Problems »
1. Answer these questions about the forum thread below:
(a) Which cable news channel's pundits does Neil D mention as among the most left-wing?
(b) What courthouse items does Ron Davies cite as the target of a removal push?
(c) According to CarolC, what happens to Sarah's poll numbers as more people get to know her?
2. In the rows, echo each line unchanged from the line with "wind-vector xyxy=(421,192,424,197)" up to and including the line with "wind-vector xyxy=(342,170,346,174)".

Passage to read »
== == ==
Wake up, and, if you are an American voter, tell your Representative to pass the Senate health bill as is, so Congress can get on to other things: specifically doing more to try to combat the recession--and not be seen as wasting huge amounts of time and effort with nothing to show for it.

Wake up and in general be more willing to compromise--don't see every concession to the other side (even Democratic opponents) as treason against "what we stand for".

As I said earlier, stop trashing religion--it seems likely that attitude is also visible outside Mudcat---and stop pushing for politically poisonous ideas like homosexual marriage. Both of those bring out even more supporters of the current Rightist demogogue--you'd play right into Sarah's hands.   You would think the Left would have learned from 2004--when this is exactly what happened.

In a contest between intolerant atheists and the "Religious Right", numbers count. So in the US the atheists have no chance. All they do is inflame the other side.


13 Feb 10 - 01:42 AM (#2837880)
Subject: RE: BS: Palin sips tea tonight
From: Neil D

Trashing religion is really a non-issue because no one is doing it. No one in politics, not even the most liberal members of congress, nor anyone in the mainstream media, not even the most left-wing pundits on MSNBC is trashing religion. Sure, here in this little folk lovin' universe you find your fair share of agnostics, atheists, heathens, etc. Some of them might even be considered stridently so. But in the country at large it's not even in play unless you are calling the defense of free thought and reason from attacks by reactionary fundamentalism an attack on religion.


13 Feb 10 - 10:53 AM (#2838118)
Subject: RE: BS: Palin sips tea tonight
From: Ron Davies

It depends on what some Mudcatters-- and others who feel similarly-- are doing offline. For instance, the push for taking 10 Commandments plaques out of courthouses--and calling those who wanted to keep them religious bigots comes close to trashing religion.

And this is exactly how it was pictured by fundamentalists to their followings.

It's entirely too easy for quite a few Leftists to picture any opposition to their views--on quite a few issues--as religious bigotry.

We have even had a Mudcatter who claimed that Hitler had no choice but to be a mass murderer--after all, he was raised Catholic.

This is what I mean by "trashing religion."

And it helps Sarah--immensely--in her efforts to portray any opposition to her as opposition to religion.


13 Feb 10 - 12:33 PM (#2838224)
Subject: RE: BS: Palin sips tea tonight
From: Donuel

Ebbie, go to the videotape of Rove live on FOX cable news the day before her appearence with McCain.


13 Feb 10 - 12:39 PM (#2838232)
Subject: RE: BS: Palin sips tea tonight
From: CarolC

The one hopeful thing about Sarah, though, is that the more people have a chance to see her and get to know her, the lower her poll numbers go.


13 Feb 10 - 12:42 PM (#2838236)
Subject: RE: BS: Palin sips tea tonight
From: Donuel

Any interest group can groom a candidate. That does not mean there is a national conspiracy to do so. There is an interest group conspiracy to do so.

Thing is, Palin appeals to many military families as much as fringe religious groups, and that makes her base stronger, not just church groups. She found she can not rely on oil money outside campaigning so she has gone rogue with a hired book and speechifyin at tea parties.
== == ==
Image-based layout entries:
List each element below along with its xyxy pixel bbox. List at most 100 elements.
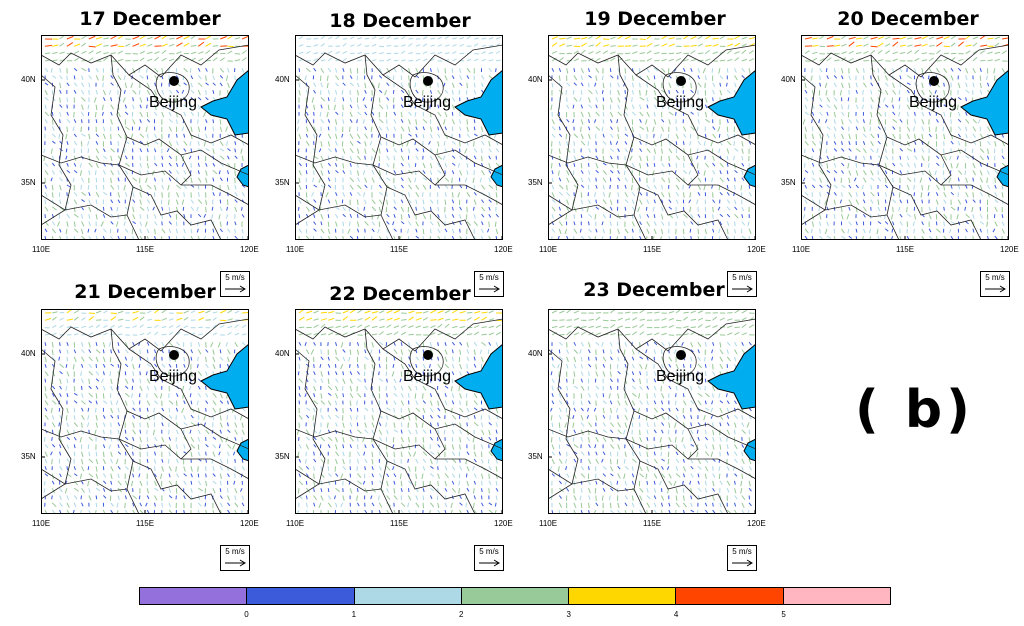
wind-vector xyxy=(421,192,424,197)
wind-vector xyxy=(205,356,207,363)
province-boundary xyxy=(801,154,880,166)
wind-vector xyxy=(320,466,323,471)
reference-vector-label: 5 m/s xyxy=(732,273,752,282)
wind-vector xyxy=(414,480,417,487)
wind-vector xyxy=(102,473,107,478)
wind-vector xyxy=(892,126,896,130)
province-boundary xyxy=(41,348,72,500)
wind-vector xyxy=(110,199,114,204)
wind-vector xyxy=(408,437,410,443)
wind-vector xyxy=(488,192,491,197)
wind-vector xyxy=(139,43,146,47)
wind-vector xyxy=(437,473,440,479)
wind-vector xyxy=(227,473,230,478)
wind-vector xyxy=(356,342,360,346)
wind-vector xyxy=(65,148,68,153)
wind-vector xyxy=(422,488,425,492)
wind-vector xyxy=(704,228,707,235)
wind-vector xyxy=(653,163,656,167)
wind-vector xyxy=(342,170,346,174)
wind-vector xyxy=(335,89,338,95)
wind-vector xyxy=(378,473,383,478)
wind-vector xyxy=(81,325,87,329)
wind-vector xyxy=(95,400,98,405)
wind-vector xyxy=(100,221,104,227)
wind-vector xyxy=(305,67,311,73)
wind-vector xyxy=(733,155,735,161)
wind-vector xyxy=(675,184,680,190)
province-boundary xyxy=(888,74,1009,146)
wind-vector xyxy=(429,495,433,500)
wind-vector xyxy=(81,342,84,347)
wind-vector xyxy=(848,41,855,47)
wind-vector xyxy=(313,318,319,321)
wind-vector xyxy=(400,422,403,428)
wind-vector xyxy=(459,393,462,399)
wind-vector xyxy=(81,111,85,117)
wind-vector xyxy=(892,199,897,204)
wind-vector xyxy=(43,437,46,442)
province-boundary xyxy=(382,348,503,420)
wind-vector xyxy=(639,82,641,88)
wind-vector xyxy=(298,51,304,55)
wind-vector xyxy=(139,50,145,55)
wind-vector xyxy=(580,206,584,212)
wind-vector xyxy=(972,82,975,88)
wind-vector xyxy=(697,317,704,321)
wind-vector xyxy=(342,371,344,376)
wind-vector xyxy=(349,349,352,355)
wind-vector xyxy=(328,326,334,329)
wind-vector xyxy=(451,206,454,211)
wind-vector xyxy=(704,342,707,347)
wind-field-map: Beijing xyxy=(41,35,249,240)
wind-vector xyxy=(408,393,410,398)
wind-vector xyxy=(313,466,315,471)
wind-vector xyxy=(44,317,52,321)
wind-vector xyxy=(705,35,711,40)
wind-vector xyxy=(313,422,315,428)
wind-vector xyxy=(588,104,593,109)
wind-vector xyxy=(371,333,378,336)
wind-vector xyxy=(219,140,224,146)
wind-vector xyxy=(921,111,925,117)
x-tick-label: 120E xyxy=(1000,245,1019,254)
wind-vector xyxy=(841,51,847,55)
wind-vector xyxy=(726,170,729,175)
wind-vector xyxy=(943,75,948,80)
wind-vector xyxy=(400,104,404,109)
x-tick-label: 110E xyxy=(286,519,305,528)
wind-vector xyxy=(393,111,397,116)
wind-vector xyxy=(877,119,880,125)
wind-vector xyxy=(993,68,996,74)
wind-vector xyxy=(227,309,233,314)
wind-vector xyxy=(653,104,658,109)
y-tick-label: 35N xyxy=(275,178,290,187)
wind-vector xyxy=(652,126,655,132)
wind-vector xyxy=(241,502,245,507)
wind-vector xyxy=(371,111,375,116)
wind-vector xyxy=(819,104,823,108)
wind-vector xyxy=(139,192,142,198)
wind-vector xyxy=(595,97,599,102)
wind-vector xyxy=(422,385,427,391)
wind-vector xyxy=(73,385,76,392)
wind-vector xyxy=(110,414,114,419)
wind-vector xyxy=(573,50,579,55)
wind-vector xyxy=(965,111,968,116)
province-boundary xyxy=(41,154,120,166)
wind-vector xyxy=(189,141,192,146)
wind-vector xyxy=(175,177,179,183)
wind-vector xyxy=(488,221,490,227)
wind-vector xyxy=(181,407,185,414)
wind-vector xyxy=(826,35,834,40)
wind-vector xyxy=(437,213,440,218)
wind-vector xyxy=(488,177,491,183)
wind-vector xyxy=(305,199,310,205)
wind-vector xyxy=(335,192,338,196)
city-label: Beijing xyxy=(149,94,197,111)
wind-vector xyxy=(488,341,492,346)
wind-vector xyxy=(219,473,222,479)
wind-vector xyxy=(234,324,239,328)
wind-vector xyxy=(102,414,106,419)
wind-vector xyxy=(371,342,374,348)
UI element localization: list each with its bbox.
== == ==
Solution list »
1.
(a) MSNBC
(b) 10 Commandments plaques
(c) They go lower.

2.
wind-vector xyxy=(421,192,424,197)
wind-vector xyxy=(205,356,207,363)
province-boundary xyxy=(801,154,880,166)
wind-vector xyxy=(320,466,323,471)
reference-vector-label: 5 m/s xyxy=(732,273,752,282)
wind-vector xyxy=(414,480,417,487)
wind-vector xyxy=(102,473,107,478)
wind-vector xyxy=(892,126,896,130)
province-boundary xyxy=(41,348,72,500)
wind-vector xyxy=(110,199,114,204)
wind-vector xyxy=(408,437,410,443)
wind-vector xyxy=(488,192,491,197)
wind-vector xyxy=(139,43,146,47)
wind-vector xyxy=(437,473,440,479)
wind-vector xyxy=(227,473,230,478)
wind-vector xyxy=(356,342,360,346)
wind-vector xyxy=(65,148,68,153)
wind-vector xyxy=(422,488,425,492)
wind-vector xyxy=(704,228,707,235)
wind-vector xyxy=(653,163,656,167)
wind-vector xyxy=(342,170,346,174)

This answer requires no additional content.